WHAT YOU WILL DO
Every entry below should be repeated exactly; the pictures should not.

ENTRIES SHOWN
---*---

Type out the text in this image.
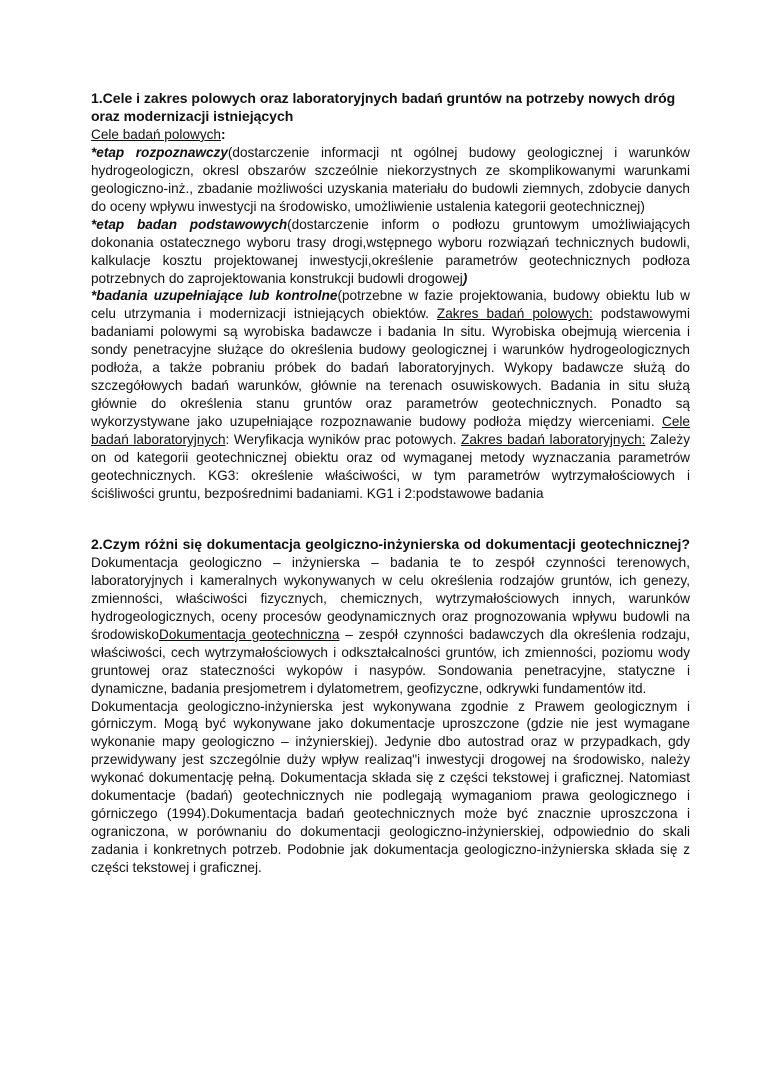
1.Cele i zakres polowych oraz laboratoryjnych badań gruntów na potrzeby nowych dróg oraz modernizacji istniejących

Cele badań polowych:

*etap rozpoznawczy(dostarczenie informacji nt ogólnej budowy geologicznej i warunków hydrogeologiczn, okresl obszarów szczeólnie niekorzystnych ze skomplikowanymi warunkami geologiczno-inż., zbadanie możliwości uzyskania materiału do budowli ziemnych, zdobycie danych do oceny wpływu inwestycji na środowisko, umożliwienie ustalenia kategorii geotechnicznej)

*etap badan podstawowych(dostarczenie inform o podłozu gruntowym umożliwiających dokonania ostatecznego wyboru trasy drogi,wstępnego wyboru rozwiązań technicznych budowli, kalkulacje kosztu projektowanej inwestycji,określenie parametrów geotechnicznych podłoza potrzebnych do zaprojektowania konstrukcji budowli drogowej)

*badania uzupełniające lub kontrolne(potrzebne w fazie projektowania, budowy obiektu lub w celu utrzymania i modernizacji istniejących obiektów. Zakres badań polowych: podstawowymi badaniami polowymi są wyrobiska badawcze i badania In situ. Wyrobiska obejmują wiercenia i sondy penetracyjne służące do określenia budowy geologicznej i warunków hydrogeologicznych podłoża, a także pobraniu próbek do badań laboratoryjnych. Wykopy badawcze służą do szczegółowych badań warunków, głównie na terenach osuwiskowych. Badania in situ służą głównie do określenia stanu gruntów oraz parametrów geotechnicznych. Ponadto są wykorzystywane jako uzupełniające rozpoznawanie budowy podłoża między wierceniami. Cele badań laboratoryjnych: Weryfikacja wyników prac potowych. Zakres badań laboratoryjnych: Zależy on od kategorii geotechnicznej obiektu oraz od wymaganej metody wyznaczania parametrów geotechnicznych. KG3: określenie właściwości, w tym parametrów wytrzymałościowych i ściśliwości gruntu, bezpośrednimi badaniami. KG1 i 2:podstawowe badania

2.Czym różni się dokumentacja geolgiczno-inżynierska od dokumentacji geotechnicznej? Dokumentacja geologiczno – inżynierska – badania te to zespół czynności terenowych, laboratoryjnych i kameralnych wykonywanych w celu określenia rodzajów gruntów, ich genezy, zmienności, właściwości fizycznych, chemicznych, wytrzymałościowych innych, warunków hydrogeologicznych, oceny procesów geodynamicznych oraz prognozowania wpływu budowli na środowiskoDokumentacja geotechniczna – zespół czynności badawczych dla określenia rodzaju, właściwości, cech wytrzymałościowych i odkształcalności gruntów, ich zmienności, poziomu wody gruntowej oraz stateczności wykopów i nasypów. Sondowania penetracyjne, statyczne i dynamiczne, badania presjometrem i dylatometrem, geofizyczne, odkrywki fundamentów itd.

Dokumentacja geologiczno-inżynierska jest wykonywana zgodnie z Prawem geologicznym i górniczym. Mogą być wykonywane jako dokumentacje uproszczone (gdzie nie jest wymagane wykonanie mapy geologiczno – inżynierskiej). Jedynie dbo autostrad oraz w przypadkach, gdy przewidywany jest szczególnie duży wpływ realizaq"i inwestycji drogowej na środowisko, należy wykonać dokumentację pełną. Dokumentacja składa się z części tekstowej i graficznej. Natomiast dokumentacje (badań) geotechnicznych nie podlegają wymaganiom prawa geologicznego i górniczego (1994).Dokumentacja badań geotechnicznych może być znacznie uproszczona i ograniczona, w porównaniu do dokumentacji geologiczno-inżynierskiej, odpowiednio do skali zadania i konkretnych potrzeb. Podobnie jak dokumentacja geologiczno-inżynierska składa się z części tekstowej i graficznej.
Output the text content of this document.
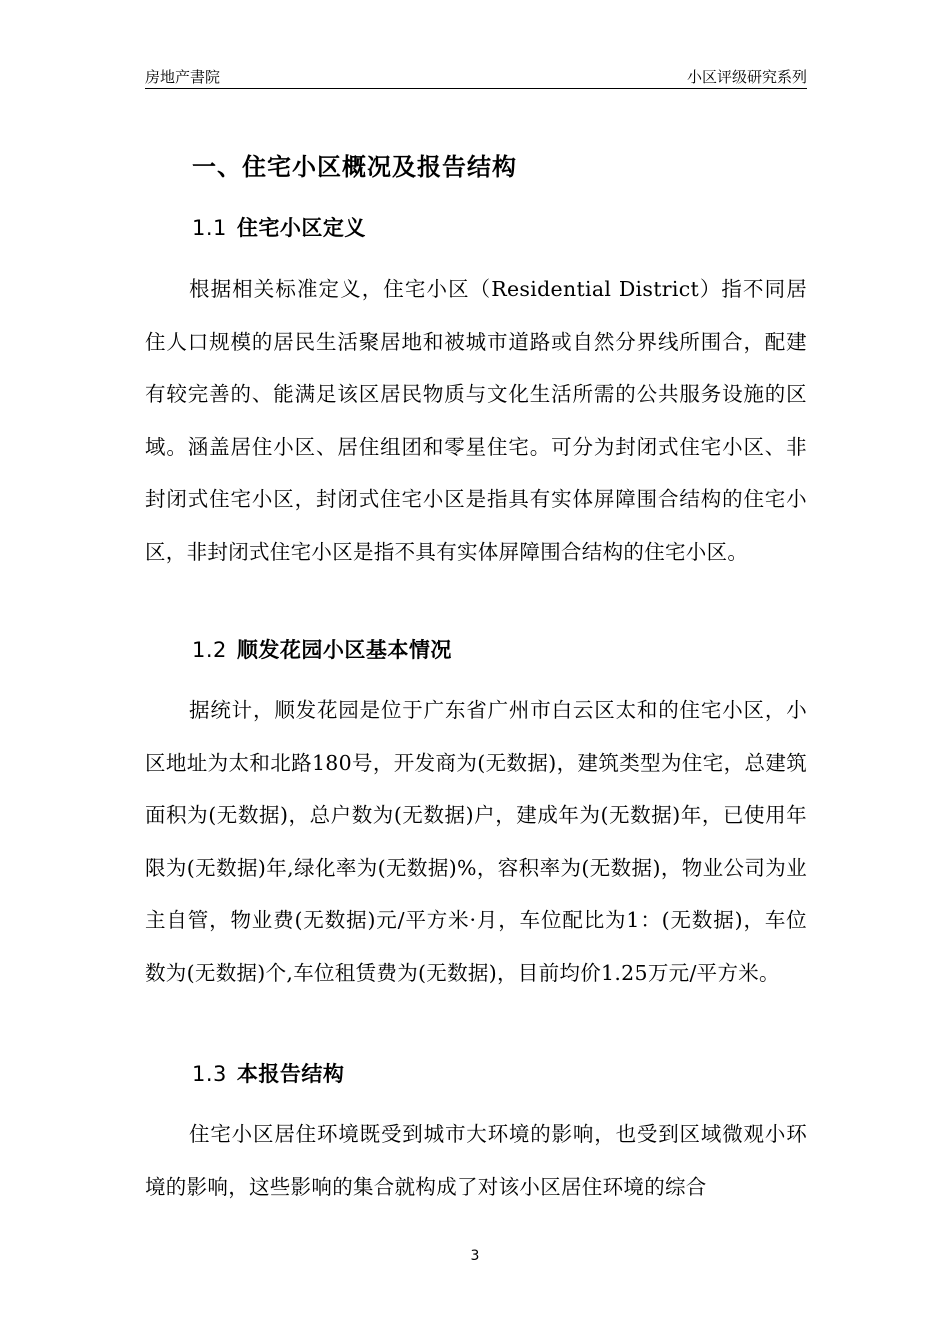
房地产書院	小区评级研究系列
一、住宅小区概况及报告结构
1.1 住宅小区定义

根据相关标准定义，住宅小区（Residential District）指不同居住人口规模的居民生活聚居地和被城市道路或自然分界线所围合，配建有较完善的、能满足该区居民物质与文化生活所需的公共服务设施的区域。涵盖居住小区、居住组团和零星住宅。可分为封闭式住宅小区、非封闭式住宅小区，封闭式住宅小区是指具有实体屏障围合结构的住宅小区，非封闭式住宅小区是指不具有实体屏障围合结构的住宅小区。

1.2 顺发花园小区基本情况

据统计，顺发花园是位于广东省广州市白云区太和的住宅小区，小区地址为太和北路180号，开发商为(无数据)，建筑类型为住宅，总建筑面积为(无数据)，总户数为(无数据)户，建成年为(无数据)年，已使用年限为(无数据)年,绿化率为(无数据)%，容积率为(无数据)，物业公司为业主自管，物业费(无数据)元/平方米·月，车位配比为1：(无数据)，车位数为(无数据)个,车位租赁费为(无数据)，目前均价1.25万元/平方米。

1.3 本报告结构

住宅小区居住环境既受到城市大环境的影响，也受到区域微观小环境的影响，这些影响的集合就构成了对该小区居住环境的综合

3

---*---

EXERCISE RESPONSE
Type out the text in this image.
1.Cele i zakres polowych oraz laboratoryjnych badań gruntów na potrzeby nowych dróg oraz modernizacji istniejących

Cele badań polowych:

*etap rozpoznawczy(dostarczenie informacji nt ogólnej budowy geologicznej i warunków hydrogeologiczn, okresl obszarów szczeólnie niekorzystnych ze skomplikowanymi warunkami geologiczno-inż., zbadanie możliwości uzyskania materiału do budowli ziemnych, zdobycie danych do oceny wpływu inwestycji na środowisko, umożliwienie ustalenia kategorii geotechnicznej)

*etap badan podstawowych(dostarczenie inform o podłozu gruntowym umożliwiających dokonania ostatecznego wyboru trasy drogi,wstępnego wyboru rozwiązań technicznych budowli, kalkulacje kosztu projektowanej inwestycji,określenie parametrów geotechnicznych podłoza potrzebnych do zaprojektowania konstrukcji budowli drogowej)

*badania uzupełniające lub kontrolne(potrzebne w fazie projektowania, budowy obiektu lub w celu utrzymania i modernizacji istniejących obiektów. Zakres badań polowych: podstawowymi badaniami polowymi są wyrobiska badawcze i badania In situ. Wyrobiska obejmują wiercenia i sondy penetracyjne służące do określenia budowy geologicznej i warunków hydrogeologicznych podłoża, a także pobraniu próbek do badań laboratoryjnych. Wykopy badawcze służą do szczegółowych badań warunków, głównie na terenach osuwiskowych. Badania in situ służą głównie do określenia stanu gruntów oraz parametrów geotechnicznych. Ponadto są wykorzystywane jako uzupełniające rozpoznawanie budowy podłoża między wierceniami. Cele badań laboratoryjnych: Weryfikacja wyników prac potowych. Zakres badań laboratoryjnych: Zależy on od kategorii geotechnicznej obiektu oraz od wymaganej metody wyznaczania parametrów geotechnicznych. KG3: określenie właściwości, w tym parametrów wytrzymałościowych i ściśliwości gruntu, bezpośrednimi badaniami. KG1 i 2:podstawowe badania

2.Czym różni się dokumentacja geolgiczno-inżynierska od dokumentacji geotechnicznej? Dokumentacja geologiczno – inżynierska – badania te to zespół czynności terenowych, laboratoryjnych i kameralnych wykonywanych w celu określenia rodzajów gruntów, ich genezy, zmienności, właściwości fizycznych, chemicznych, wytrzymałościowych innych, warunków hydrogeologicznych, oceny procesów geodynamicznych oraz prognozowania wpływu budowli na środowiskoDokumentacja geotechniczna – zespół czynności badawczych dla określenia rodzaju, właściwości, cech wytrzymałościowych i odkształcalności gruntów, ich zmienności, poziomu wody gruntowej oraz stateczności wykopów i nasypów. Sondowania penetracyjne, statyczne i dynamiczne, badania presjometrem i dylatometrem, geofizyczne, odkrywki fundamentów itd.

Dokumentacja geologiczno-inżynierska jest wykonywana zgodnie z Prawem geologicznym i górniczym. Mogą być wykonywane jako dokumentacje uproszczone (gdzie nie jest wymagane wykonanie mapy geologiczno – inżynierskiej). Jedynie dbo autostrad oraz w przypadkach, gdy przewidywany jest szczególnie duży wpływ realizaq"i inwestycji drogowej na środowisko, należy wykonać dokumentację pełną. Dokumentacja składa się z części tekstowej i graficznej. Natomiast dokumentacje (badań) geotechnicznych nie podlegają wymaganiom prawa geologicznego i górniczego (1994).Dokumentacja badań geotechnicznych może być znacznie uproszczona i ograniczona, w porównaniu do dokumentacji geologiczno-inżynierskiej, odpowiednio do skali zadania i konkretnych potrzeb. Podobnie jak dokumentacja geologiczno-inżynierska składa się z części tekstowej i graficznej.
Output the text content of this document.
房地产書院	小区评级研究系列
一、住宅小区概况及报告结构
1.1 住宅小区定义

根据相关标准定义，住宅小区（Residential District）指不同居住人口规模的居民生活聚居地和被城市道路或自然分界线所围合，配建有较完善的、能满足该区居民物质与文化生活所需的公共服务设施的区域。涵盖居住小区、居住组团和零星住宅。可分为封闭式住宅小区、非封闭式住宅小区，封闭式住宅小区是指具有实体屏障围合结构的住宅小区，非封闭式住宅小区是指不具有实体屏障围合结构的住宅小区。

1.2 顺发花园小区基本情况

据统计，顺发花园是位于广东省广州市白云区太和的住宅小区，小区地址为太和北路180号，开发商为(无数据)，建筑类型为住宅，总建筑面积为(无数据)，总户数为(无数据)户，建成年为(无数据)年，已使用年限为(无数据)年,绿化率为(无数据)%，容积率为(无数据)，物业公司为业主自管，物业费(无数据)元/平方米·月，车位配比为1：(无数据)，车位数为(无数据)个,车位租赁费为(无数据)，目前均价1.25万元/平方米。

1.3 本报告结构

住宅小区居住环境既受到城市大环境的影响，也受到区域微观小环境的影响，这些影响的集合就构成了对该小区居住环境的综合

3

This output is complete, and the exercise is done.